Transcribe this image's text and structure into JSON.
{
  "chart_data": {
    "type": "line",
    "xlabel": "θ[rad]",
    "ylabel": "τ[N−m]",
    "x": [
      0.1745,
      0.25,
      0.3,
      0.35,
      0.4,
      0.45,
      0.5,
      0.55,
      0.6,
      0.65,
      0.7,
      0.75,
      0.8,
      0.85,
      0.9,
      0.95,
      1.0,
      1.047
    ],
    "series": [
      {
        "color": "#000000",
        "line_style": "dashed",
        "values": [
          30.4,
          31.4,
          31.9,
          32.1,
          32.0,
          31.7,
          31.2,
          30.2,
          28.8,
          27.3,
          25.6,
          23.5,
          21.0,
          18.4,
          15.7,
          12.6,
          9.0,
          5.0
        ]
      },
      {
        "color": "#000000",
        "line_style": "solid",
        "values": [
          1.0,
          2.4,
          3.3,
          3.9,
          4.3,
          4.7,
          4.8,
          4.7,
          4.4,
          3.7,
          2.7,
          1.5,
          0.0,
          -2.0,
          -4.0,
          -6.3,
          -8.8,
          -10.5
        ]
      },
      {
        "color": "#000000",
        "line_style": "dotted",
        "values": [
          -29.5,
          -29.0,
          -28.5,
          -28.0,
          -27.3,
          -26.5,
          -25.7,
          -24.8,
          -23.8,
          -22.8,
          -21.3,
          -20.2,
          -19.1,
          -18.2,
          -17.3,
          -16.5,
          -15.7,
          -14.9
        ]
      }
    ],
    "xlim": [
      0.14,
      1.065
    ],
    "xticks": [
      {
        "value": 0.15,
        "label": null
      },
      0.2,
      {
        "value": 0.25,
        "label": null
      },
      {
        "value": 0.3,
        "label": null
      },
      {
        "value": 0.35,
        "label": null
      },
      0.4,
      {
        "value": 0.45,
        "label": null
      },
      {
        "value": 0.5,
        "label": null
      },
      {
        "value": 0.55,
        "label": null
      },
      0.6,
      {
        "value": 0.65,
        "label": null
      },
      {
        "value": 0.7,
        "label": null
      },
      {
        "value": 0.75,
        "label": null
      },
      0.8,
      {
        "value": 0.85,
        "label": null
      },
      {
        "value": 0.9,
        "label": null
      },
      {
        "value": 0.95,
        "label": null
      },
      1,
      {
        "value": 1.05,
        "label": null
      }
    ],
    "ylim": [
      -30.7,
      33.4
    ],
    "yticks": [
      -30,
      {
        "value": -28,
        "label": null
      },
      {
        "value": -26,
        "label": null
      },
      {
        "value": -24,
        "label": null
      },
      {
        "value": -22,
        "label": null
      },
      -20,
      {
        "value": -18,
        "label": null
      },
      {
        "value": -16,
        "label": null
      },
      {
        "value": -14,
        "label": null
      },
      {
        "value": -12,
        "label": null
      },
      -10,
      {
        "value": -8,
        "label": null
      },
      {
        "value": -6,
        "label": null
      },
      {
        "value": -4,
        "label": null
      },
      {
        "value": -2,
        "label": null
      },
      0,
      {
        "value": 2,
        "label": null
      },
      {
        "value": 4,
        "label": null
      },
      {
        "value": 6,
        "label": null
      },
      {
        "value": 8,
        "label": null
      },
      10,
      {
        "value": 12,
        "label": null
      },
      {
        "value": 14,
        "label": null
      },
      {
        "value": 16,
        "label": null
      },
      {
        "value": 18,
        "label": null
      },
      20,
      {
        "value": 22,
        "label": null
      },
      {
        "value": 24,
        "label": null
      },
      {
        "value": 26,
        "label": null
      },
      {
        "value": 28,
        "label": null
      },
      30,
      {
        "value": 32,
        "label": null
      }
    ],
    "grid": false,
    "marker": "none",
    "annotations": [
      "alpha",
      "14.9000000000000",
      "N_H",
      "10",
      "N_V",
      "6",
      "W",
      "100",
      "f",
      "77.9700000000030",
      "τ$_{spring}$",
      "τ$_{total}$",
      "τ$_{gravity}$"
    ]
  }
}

________________

Go through the listing above and restate it word for word.

**Answer to the exercise**.
Transcribe this image's text and structure into JSON.
{
  "chart_data": {
    "type": "line",
    "xlabel": "θ[rad]",
    "ylabel": "τ[N−m]",
    "x": [
      0.1745,
      0.25,
      0.3,
      0.35,
      0.4,
      0.45,
      0.5,
      0.55,
      0.6,
      0.65,
      0.7,
      0.75,
      0.8,
      0.85,
      0.9,
      0.95,
      1.0,
      1.047
    ],
    "series": [
      {
        "color": "#000000",
        "line_style": "dashed",
        "values": [
          30.4,
          31.4,
          31.9,
          32.1,
          32.0,
          31.7,
          31.2,
          30.2,
          28.8,
          27.3,
          25.6,
          23.5,
          21.0,
          18.4,
          15.7,
          12.6,
          9.0,
          5.0
        ]
      },
      {
        "color": "#000000",
        "line_style": "solid",
        "values": [
          1.0,
          2.4,
          3.3,
          3.9,
          4.3,
          4.7,
          4.8,
          4.7,
          4.4,
          3.7,
          2.7,
          1.5,
          0.0,
          -2.0,
          -4.0,
          -6.3,
          -8.8,
          -10.5
        ]
      },
      {
        "color": "#000000",
        "line_style": "dotted",
        "values": [
          -29.5,
          -29.0,
          -28.5,
          -28.0,
          -27.3,
          -26.5,
          -25.7,
          -24.8,
          -23.8,
          -22.8,
          -21.3,
          -20.2,
          -19.1,
          -18.2,
          -17.3,
          -16.5,
          -15.7,
          -14.9
        ]
      }
    ],
    "xlim": [
      0.14,
      1.065
    ],
    "xticks": [
      {
        "value": 0.15,
        "label": null
      },
      0.2,
      {
        "value": 0.25,
        "label": null
      },
      {
        "value": 0.3,
        "label": null
      },
      {
        "value": 0.35,
        "label": null
      },
      0.4,
      {
        "value": 0.45,
        "label": null
      },
      {
        "value": 0.5,
        "label": null
      },
      {
        "value": 0.55,
        "label": null
      },
      0.6,
      {
        "value": 0.65,
        "label": null
      },
      {
        "value": 0.7,
        "label": null
      },
      {
        "value": 0.75,
        "label": null
      },
      0.8,
      {
        "value": 0.85,
        "label": null
      },
      {
        "value": 0.9,
        "label": null
      },
      {
        "value": 0.95,
        "label": null
      },
      1,
      {
        "value": 1.05,
        "label": null
      }
    ],
    "ylim": [
      -30.7,
      33.4
    ],
    "yticks": [
      -30,
      {
        "value": -28,
        "label": null
      },
      {
        "value": -26,
        "label": null
      },
      {
        "value": -24,
        "label": null
      },
      {
        "value": -22,
        "label": null
      },
      -20,
      {
        "value": -18,
        "label": null
      },
      {
        "value": -16,
        "label": null
      },
      {
        "value": -14,
        "label": null
      },
      {
        "value": -12,
        "label": null
      },
      -10,
      {
        "value": -8,
        "label": null
      },
      {
        "value": -6,
        "label": null
      },
      {
        "value": -4,
        "label": null
      },
      {
        "value": -2,
        "label": null
      },
      0,
      {
        "value": 2,
        "label": null
      },
      {
        "value": 4,
        "label": null
      },
      {
        "value": 6,
        "label": null
      },
      {
        "value": 8,
        "label": null
      },
      10,
      {
        "value": 12,
        "label": null
      },
      {
        "value": 14,
        "label": null
      },
      {
        "value": 16,
        "label": null
      },
      {
        "value": 18,
        "label": null
      },
      20,
      {
        "value": 22,
        "label": null
      },
      {
        "value": 24,
        "label": null
      },
      {
        "value": 26,
        "label": null
      },
      {
        "value": 28,
        "label": null
      },
      30,
      {
        "value": 32,
        "label": null
      }
    ],
    "grid": false,
    "marker": "none",
    "annotations": [
      "alpha",
      "14.9000000000000",
      "N_H",
      "10",
      "N_V",
      "6",
      "W",
      "100",
      "f",
      "77.9700000000030",
      "τ$_{spring}$",
      "τ$_{total}$",
      "τ$_{gravity}$"
    ]
  }
}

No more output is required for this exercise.